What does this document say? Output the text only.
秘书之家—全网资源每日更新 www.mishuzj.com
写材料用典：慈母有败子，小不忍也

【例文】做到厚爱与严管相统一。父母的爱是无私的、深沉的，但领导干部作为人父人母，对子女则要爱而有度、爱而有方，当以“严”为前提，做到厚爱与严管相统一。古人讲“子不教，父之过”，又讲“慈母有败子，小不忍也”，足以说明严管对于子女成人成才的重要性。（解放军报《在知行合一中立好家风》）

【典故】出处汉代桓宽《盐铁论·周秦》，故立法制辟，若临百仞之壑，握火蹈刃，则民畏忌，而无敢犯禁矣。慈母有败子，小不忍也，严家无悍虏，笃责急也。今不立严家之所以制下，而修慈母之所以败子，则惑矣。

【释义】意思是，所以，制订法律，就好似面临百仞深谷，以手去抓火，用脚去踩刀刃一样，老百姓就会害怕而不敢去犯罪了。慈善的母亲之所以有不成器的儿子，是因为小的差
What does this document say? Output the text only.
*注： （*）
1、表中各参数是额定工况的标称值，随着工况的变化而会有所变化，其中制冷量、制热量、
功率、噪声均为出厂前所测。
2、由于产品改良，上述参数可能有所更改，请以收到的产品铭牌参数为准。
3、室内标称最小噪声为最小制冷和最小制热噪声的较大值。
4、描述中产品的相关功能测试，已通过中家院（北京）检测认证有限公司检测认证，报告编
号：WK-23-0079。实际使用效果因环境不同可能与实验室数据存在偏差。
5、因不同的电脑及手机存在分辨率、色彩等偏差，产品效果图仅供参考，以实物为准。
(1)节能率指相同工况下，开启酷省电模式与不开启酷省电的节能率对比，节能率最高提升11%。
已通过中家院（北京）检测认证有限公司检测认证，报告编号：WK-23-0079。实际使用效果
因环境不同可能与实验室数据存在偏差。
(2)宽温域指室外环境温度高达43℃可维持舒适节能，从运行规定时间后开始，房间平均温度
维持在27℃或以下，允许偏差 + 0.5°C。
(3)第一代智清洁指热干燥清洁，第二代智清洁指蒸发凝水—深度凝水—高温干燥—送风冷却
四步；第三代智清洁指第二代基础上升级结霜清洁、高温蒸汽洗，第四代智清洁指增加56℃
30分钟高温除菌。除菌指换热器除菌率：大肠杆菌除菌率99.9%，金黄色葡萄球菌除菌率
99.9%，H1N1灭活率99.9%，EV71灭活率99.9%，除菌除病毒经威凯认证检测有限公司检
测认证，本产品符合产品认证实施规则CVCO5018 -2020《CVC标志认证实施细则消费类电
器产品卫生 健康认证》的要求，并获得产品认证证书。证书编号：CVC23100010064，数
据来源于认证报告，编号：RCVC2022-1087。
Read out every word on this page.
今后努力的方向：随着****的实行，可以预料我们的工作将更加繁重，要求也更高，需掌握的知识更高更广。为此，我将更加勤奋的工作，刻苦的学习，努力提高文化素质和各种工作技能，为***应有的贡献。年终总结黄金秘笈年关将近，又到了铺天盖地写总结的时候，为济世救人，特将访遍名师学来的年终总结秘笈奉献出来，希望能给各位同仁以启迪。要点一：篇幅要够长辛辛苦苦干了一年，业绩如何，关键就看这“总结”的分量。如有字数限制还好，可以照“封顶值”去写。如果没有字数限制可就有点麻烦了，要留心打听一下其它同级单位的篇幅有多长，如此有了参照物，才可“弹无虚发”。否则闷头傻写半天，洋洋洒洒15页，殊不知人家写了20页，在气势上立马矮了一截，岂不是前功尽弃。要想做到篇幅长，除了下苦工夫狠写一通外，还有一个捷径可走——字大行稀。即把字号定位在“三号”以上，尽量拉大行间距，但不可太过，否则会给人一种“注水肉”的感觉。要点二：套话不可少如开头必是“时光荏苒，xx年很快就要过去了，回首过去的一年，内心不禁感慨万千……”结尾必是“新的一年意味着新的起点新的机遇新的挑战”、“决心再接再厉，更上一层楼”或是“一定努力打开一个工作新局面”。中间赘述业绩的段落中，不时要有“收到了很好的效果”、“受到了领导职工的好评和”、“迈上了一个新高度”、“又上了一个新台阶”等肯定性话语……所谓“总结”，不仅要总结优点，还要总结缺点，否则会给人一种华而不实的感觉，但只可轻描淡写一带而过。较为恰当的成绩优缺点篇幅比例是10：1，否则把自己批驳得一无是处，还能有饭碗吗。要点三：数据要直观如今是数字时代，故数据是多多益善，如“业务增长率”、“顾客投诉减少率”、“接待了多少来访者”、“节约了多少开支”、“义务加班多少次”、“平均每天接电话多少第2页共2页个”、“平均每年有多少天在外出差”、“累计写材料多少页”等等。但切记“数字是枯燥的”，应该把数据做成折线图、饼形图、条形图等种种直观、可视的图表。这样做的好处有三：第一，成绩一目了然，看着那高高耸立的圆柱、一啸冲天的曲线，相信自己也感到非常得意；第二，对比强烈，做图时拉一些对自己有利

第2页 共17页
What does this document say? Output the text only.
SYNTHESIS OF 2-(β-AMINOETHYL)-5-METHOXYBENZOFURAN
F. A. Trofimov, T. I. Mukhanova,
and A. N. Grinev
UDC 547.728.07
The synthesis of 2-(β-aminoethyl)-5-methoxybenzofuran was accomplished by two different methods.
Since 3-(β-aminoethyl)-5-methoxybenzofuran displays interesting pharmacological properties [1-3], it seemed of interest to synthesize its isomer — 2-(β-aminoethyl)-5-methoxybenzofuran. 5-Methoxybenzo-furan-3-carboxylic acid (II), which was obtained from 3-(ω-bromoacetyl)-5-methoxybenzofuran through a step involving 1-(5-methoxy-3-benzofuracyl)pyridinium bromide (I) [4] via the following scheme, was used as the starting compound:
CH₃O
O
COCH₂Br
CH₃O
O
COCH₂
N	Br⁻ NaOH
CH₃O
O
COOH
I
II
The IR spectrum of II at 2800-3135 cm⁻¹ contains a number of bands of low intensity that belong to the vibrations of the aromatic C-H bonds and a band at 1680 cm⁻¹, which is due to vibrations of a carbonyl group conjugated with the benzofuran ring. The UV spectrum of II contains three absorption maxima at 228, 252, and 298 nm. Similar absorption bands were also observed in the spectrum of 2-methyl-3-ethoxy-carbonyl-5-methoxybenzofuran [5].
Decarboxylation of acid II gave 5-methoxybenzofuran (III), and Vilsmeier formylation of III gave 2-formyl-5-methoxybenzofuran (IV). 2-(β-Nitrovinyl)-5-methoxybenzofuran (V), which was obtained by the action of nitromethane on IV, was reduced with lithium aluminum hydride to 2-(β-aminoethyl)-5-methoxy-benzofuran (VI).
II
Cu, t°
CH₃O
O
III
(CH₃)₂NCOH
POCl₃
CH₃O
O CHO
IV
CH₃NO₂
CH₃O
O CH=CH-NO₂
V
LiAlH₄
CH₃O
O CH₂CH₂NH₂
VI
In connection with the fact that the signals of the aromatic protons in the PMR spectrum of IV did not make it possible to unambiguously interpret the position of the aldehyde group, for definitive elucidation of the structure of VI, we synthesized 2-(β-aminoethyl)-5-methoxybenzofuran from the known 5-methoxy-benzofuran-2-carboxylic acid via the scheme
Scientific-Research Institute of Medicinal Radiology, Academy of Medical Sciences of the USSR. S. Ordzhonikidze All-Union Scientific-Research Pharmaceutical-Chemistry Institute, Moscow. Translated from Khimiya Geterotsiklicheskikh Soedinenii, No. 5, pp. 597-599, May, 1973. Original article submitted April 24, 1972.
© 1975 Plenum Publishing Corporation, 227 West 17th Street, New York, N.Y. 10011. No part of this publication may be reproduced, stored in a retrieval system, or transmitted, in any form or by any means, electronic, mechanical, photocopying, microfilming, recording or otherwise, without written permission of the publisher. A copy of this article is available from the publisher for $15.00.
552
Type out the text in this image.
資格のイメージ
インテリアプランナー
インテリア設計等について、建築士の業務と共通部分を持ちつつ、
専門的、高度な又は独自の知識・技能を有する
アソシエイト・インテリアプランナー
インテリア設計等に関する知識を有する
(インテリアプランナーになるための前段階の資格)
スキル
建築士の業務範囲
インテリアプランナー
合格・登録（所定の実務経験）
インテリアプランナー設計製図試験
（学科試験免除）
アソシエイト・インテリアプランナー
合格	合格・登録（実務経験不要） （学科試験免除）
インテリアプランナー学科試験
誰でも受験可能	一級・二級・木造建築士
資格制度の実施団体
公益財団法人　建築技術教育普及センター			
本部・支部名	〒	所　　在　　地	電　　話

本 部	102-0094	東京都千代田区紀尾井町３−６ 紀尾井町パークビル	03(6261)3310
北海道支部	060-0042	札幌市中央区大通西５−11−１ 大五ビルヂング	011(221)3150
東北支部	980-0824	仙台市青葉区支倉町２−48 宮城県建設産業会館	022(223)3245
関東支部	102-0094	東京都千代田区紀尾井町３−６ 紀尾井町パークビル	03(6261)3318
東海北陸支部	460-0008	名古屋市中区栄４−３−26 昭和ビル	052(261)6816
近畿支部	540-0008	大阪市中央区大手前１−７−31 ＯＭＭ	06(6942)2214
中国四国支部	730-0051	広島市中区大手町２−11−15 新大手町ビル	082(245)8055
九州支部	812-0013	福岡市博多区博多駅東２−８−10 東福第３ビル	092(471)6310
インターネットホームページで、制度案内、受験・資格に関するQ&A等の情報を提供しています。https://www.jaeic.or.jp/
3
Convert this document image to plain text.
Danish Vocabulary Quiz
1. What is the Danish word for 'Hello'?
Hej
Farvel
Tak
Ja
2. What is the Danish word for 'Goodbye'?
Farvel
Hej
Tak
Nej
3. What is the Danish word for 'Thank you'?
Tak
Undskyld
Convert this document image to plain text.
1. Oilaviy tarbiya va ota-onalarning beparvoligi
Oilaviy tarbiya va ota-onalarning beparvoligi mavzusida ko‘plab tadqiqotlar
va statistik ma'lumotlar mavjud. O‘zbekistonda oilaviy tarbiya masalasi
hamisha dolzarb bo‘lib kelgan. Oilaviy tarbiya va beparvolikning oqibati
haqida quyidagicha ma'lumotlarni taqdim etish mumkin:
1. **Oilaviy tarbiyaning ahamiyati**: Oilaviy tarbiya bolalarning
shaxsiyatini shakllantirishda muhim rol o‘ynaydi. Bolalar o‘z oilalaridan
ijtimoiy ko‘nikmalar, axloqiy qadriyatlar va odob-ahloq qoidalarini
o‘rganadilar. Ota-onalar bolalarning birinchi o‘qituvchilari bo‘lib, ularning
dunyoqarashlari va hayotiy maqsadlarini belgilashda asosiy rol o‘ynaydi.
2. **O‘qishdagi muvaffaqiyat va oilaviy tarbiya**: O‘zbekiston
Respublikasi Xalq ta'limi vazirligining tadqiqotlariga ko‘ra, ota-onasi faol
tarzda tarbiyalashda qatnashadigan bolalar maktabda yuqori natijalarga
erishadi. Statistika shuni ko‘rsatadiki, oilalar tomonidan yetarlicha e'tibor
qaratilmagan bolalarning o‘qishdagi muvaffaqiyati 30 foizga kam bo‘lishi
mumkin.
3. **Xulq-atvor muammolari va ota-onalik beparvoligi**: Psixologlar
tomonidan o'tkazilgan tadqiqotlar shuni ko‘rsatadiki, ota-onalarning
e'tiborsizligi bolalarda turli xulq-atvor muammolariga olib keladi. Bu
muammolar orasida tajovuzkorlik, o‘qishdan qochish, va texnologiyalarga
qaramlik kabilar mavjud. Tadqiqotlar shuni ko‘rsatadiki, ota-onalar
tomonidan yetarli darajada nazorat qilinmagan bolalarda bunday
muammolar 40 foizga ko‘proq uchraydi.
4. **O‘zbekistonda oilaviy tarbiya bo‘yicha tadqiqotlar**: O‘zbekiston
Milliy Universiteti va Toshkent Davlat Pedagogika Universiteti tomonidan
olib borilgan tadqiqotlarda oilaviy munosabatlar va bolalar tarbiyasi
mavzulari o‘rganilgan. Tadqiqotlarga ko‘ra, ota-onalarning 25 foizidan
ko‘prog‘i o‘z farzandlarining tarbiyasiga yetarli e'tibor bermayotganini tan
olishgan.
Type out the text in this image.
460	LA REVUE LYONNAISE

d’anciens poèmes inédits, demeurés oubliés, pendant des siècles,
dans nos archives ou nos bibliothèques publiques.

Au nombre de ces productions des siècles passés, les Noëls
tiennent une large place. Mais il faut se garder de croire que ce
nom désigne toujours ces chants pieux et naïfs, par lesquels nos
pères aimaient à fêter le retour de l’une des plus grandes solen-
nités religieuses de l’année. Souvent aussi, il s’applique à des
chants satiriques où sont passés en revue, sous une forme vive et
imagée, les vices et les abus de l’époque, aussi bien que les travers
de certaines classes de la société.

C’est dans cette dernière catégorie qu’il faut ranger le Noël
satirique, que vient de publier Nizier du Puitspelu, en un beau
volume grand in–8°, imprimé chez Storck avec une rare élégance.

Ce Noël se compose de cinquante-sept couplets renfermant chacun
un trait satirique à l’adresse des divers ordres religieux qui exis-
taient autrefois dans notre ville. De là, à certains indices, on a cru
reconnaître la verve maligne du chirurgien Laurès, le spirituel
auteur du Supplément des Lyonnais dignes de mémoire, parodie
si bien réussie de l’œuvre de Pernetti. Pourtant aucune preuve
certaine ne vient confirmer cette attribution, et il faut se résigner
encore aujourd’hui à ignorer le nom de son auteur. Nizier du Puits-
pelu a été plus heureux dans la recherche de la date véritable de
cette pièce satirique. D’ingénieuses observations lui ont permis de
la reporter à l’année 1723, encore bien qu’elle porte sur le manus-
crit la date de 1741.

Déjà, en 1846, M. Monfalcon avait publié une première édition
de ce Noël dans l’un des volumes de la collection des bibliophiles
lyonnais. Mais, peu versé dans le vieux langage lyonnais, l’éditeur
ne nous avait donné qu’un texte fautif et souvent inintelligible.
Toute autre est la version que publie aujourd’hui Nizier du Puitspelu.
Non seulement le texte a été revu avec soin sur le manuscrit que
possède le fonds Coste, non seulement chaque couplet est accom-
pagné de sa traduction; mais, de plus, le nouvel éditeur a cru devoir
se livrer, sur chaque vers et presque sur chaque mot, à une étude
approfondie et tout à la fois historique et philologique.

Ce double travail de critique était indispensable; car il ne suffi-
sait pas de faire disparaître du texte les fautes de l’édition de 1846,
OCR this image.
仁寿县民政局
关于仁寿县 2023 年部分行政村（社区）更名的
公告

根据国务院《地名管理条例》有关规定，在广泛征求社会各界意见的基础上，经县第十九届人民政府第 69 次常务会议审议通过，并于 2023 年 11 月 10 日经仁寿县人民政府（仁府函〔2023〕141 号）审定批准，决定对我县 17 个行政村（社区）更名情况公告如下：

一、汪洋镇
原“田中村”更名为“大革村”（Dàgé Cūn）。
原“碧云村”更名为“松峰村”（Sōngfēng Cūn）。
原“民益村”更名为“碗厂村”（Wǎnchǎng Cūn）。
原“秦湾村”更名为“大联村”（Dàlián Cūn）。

++++

**Task prompt**
Using the material above, count the lines containing the word "已通过中家院". Reply with the number alone.

**Reply to the task**
2